Collected data entries:
►
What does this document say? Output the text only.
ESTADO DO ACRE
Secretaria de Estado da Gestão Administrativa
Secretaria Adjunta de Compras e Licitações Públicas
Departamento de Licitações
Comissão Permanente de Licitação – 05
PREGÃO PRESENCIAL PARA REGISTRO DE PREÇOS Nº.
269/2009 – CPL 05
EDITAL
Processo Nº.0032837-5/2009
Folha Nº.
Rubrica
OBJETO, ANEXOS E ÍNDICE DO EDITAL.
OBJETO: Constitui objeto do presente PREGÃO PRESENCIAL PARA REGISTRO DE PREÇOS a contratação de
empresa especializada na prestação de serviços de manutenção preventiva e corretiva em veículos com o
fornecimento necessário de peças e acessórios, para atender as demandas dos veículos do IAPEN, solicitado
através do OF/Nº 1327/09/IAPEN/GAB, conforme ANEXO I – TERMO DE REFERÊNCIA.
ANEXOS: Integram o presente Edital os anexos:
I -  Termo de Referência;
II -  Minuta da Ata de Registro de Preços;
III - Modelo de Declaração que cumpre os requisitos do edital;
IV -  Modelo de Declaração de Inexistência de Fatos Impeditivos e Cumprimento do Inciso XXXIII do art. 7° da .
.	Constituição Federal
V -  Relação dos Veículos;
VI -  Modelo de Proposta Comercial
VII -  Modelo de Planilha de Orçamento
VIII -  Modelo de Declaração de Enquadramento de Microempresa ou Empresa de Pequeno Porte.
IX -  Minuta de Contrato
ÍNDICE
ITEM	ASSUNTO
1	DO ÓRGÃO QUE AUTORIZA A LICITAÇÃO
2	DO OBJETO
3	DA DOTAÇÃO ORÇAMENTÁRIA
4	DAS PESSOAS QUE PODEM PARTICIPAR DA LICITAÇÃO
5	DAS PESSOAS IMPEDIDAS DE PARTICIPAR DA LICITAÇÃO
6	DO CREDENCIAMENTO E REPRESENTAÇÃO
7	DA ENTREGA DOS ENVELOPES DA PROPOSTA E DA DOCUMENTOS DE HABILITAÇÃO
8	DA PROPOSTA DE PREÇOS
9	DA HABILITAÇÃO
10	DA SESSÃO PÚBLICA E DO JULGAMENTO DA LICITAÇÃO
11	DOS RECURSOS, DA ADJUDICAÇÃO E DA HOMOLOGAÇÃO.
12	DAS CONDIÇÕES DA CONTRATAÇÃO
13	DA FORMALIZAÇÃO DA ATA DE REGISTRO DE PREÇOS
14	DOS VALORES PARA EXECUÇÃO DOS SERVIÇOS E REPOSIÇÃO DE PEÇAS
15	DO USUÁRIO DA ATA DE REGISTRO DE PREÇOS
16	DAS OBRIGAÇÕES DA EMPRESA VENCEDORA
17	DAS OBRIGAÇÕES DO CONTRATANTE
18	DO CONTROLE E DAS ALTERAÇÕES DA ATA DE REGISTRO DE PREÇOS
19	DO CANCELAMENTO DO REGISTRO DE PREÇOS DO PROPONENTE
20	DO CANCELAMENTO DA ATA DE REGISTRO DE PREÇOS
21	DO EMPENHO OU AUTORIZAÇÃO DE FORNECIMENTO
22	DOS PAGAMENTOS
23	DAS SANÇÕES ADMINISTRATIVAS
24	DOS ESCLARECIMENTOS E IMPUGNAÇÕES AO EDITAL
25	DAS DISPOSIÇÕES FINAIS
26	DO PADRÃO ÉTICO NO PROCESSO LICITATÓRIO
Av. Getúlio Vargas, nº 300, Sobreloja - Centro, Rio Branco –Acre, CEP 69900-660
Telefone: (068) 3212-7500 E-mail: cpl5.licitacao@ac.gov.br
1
◄
THE PROBLEM: Look over the material above and show each line where "Modelo" appears.

PROBLEM SOLUTION:
III - Modelo de Declaração que cumpre os requisitos do edital;
IV -  Modelo de Declaração de Inexistência de Fatos Impeditivos e Cumprimento do Inciso XXXIII do art. 7° da .
VI -  Modelo de Proposta Comercial
VII -  Modelo de Planilha de Orçamento
VIII -  Modelo de Declaração de Enquadramento de Microempresa ou Empresa de Pequeno Porte.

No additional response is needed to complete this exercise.